[Dataset rows]
^^^^^^^^

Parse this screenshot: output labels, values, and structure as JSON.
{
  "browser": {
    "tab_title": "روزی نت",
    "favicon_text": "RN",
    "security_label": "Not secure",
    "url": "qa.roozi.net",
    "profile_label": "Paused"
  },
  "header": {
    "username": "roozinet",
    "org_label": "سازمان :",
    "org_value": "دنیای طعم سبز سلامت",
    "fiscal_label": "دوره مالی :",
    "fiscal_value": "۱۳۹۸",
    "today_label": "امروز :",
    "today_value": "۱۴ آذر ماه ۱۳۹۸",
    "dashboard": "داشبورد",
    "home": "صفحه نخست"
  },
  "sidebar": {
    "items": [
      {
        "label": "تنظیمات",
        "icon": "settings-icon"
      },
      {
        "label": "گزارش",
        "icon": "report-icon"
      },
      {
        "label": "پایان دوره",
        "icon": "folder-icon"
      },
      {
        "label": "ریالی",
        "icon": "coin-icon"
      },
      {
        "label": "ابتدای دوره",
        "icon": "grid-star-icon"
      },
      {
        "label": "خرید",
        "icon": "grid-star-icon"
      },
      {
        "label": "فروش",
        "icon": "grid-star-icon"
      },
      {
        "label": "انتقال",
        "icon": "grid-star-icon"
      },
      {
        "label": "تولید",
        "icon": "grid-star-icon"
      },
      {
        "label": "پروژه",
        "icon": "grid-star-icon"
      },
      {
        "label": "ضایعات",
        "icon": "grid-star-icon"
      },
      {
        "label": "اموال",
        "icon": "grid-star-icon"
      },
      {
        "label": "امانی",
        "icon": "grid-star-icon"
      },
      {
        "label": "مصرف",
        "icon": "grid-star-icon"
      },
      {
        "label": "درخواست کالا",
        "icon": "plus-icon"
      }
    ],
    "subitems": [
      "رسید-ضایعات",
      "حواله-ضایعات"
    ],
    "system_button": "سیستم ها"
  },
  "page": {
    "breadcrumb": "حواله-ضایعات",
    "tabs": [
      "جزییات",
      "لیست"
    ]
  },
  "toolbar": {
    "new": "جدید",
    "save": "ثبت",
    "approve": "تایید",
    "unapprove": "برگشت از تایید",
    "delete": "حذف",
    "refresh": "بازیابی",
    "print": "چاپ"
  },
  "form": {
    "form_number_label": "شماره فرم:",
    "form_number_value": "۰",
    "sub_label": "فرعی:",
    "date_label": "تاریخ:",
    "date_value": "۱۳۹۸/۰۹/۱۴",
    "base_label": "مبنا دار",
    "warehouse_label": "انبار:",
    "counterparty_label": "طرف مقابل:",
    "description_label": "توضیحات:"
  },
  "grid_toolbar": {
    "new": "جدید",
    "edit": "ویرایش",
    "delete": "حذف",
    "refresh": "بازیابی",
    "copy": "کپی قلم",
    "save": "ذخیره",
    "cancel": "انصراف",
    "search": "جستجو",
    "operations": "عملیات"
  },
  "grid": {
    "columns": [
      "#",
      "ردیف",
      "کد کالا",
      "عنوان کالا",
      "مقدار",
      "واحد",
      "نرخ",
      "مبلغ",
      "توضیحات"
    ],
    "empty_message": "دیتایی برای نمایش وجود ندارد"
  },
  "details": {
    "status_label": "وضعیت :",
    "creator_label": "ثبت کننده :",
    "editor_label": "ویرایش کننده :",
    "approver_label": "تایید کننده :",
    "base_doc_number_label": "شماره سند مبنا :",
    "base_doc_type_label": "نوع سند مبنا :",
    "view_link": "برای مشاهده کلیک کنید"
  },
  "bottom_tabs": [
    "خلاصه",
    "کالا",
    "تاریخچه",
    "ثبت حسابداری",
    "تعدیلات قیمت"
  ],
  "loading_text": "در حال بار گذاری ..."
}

^^^^^^^^

Directions for this task: Each line that has the word "شماره" should be copied.

Result of the exercise:
    "form_number_label": "شماره فرم:",
    "base_doc_number_label": "شماره سند مبنا :",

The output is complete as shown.